EXTRACTED ENTRIES -
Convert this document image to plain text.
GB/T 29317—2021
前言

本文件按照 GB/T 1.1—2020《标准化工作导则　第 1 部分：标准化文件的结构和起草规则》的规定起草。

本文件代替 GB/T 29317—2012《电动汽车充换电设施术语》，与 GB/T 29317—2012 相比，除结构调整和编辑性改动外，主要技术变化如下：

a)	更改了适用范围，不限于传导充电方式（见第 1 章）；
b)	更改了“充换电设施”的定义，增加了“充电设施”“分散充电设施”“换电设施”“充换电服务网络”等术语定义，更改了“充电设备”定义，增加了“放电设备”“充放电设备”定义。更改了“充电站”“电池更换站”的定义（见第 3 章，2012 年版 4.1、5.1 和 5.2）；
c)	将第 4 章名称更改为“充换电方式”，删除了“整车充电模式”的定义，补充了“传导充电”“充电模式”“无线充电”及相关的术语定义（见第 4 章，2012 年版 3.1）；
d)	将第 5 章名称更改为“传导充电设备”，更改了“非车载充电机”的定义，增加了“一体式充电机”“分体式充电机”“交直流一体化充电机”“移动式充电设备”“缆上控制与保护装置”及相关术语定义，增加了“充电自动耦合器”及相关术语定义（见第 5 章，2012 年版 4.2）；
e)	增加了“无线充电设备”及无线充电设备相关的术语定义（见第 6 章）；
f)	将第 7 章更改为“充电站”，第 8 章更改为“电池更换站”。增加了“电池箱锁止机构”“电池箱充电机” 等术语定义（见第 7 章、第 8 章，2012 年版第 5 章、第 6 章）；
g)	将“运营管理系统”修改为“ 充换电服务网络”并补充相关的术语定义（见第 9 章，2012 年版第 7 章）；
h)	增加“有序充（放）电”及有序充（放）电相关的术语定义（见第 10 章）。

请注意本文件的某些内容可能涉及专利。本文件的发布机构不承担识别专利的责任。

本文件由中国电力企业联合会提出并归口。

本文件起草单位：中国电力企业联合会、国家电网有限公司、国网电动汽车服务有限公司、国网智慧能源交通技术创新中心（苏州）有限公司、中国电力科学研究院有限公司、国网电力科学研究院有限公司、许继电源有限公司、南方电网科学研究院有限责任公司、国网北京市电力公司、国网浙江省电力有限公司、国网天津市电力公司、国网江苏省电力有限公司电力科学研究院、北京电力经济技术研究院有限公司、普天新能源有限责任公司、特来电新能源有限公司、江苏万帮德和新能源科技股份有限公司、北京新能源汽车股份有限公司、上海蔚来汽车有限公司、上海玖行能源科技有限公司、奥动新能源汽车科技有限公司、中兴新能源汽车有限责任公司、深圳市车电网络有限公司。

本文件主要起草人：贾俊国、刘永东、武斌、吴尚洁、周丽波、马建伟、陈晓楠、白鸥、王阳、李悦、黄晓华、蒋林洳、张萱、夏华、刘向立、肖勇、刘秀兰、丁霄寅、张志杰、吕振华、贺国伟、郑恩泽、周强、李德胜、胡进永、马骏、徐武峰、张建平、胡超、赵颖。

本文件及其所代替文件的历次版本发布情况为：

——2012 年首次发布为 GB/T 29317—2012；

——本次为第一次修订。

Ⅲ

TO DO -
Write the whole listing out again. Keep every line exactly as it is.

COMPLETE RESPONSE -
Convert this document image to plain text.
GB/T 29317—2021
前言

本文件按照 GB/T 1.1—2020《标准化工作导则　第 1 部分：标准化文件的结构和起草规则》的规定起草。

本文件代替 GB/T 29317—2012《电动汽车充换电设施术语》，与 GB/T 29317—2012 相比，除结构调整和编辑性改动外，主要技术变化如下：

a)	更改了适用范围，不限于传导充电方式（见第 1 章）；
b)	更改了“充换电设施”的定义，增加了“充电设施”“分散充电设施”“换电设施”“充换电服务网络”等术语定义，更改了“充电设备”定义，增加了“放电设备”“充放电设备”定义。更改了“充电站”“电池更换站”的定义（见第 3 章，2012 年版 4.1、5.1 和 5.2）；
c)	将第 4 章名称更改为“充换电方式”，删除了“整车充电模式”的定义，补充了“传导充电”“充电模式”“无线充电”及相关的术语定义（见第 4 章，2012 年版 3.1）；
d)	将第 5 章名称更改为“传导充电设备”，更改了“非车载充电机”的定义，增加了“一体式充电机”“分体式充电机”“交直流一体化充电机”“移动式充电设备”“缆上控制与保护装置”及相关术语定义，增加了“充电自动耦合器”及相关术语定义（见第 5 章，2012 年版 4.2）；
e)	增加了“无线充电设备”及无线充电设备相关的术语定义（见第 6 章）；
f)	将第 7 章更改为“充电站”，第 8 章更改为“电池更换站”。增加了“电池箱锁止机构”“电池箱充电机” 等术语定义（见第 7 章、第 8 章，2012 年版第 5 章、第 6 章）；
g)	将“运营管理系统”修改为“ 充换电服务网络”并补充相关的术语定义（见第 9 章，2012 年版第 7 章）；
h)	增加“有序充（放）电”及有序充（放）电相关的术语定义（见第 10 章）。

请注意本文件的某些内容可能涉及专利。本文件的发布机构不承担识别专利的责任。

本文件由中国电力企业联合会提出并归口。

本文件起草单位：中国电力企业联合会、国家电网有限公司、国网电动汽车服务有限公司、国网智慧能源交通技术创新中心（苏州）有限公司、中国电力科学研究院有限公司、国网电力科学研究院有限公司、许继电源有限公司、南方电网科学研究院有限责任公司、国网北京市电力公司、国网浙江省电力有限公司、国网天津市电力公司、国网江苏省电力有限公司电力科学研究院、北京电力经济技术研究院有限公司、普天新能源有限责任公司、特来电新能源有限公司、江苏万帮德和新能源科技股份有限公司、北京新能源汽车股份有限公司、上海蔚来汽车有限公司、上海玖行能源科技有限公司、奥动新能源汽车科技有限公司、中兴新能源汽车有限责任公司、深圳市车电网络有限公司。

本文件主要起草人：贾俊国、刘永东、武斌、吴尚洁、周丽波、马建伟、陈晓楠、白鸥、王阳、李悦、黄晓华、蒋林洳、张萱、夏华、刘向立、肖勇、刘秀兰、丁霄寅、张志杰、吕振华、贺国伟、郑恩泽、周强、李德胜、胡进永、马骏、徐武峰、张建平、胡超、赵颖。

本文件及其所代替文件的历次版本发布情况为：

——2012 年首次发布为 GB/T 29317—2012；

——本次为第一次修订。

Ⅲ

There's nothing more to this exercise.